• _CHALLENGE_:
Every line that holds the string "подписку" is to be identified and copied.

══ DATA PROVIDED ══

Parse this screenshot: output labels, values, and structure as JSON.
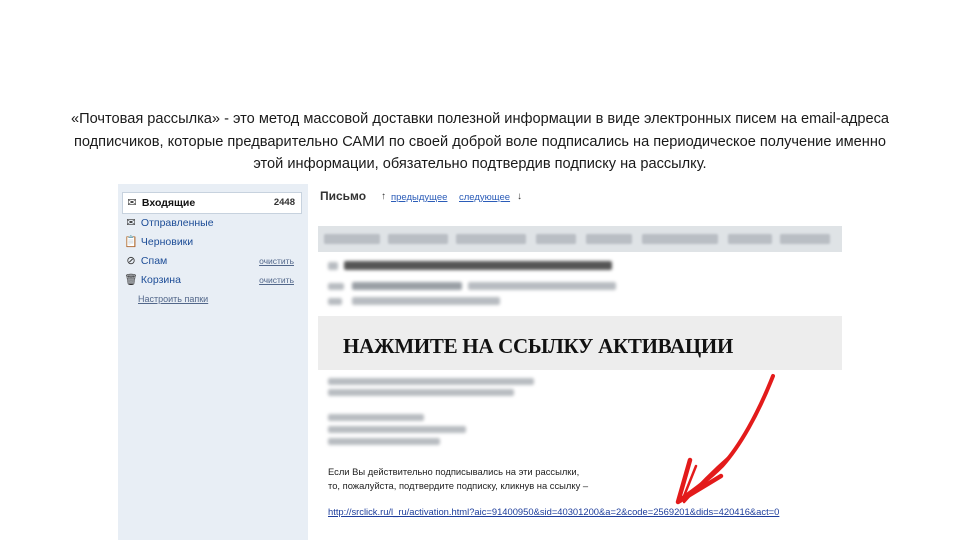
{
  "caption": {
    "line1": "«Почтовая рассылка» - это метод массовой доставки полезной информации в виде электронных писем на email-адреса",
    "line2": "подписчиков, которые предварительно САМИ по своей доброй воле подписались на периодическое получение именно",
    "line3": "этой информации, обязательно подтвердив подписку на рассылку."
  },
  "sidebar": {
    "folders": [
      {
        "label": "Входящие",
        "icon": "envelope-icon",
        "count": "2448"
      },
      {
        "label": "Отправленные",
        "icon": "sent-icon"
      },
      {
        "label": "Черновики",
        "icon": "drafts-icon"
      },
      {
        "label": "Спам",
        "icon": "spam-icon",
        "action": "очистить"
      },
      {
        "label": "Корзина",
        "icon": "trash-icon",
        "action": "очистить"
      }
    ],
    "settings": "Настроить папки"
  },
  "mail": {
    "title": "Письмо",
    "prev": "предыдущее",
    "next": "следующее",
    "banner": "НАЖМИТЕ НА ССЫЛКУ АКТИВАЦИИ",
    "body_line1": "Если Вы действительно подписывались на эти рассылки,",
    "body_line2": "то, пожалуйста, подтвердите подписку, кликнув на ссылку –",
    "activation_link": "http://srclick.ru/l_ru/activation.html?aic=91400950&sid=40301200&a=2&code=2569201&dids=420416&act=0"
  },
  "colors": {
    "sidebar_bg": "#e8eef5",
    "link": "#1d3d9b",
    "annotation_arrow": "#e31b1b"
  }
}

═══

• _OUTPUT OF THE EXERCISE_:
    "line3": "этой информации, обязательно подтвердив подписку на рассылку."
    "body_line2": "то, пожалуйста, подтвердите подписку, кликнув на ссылку –",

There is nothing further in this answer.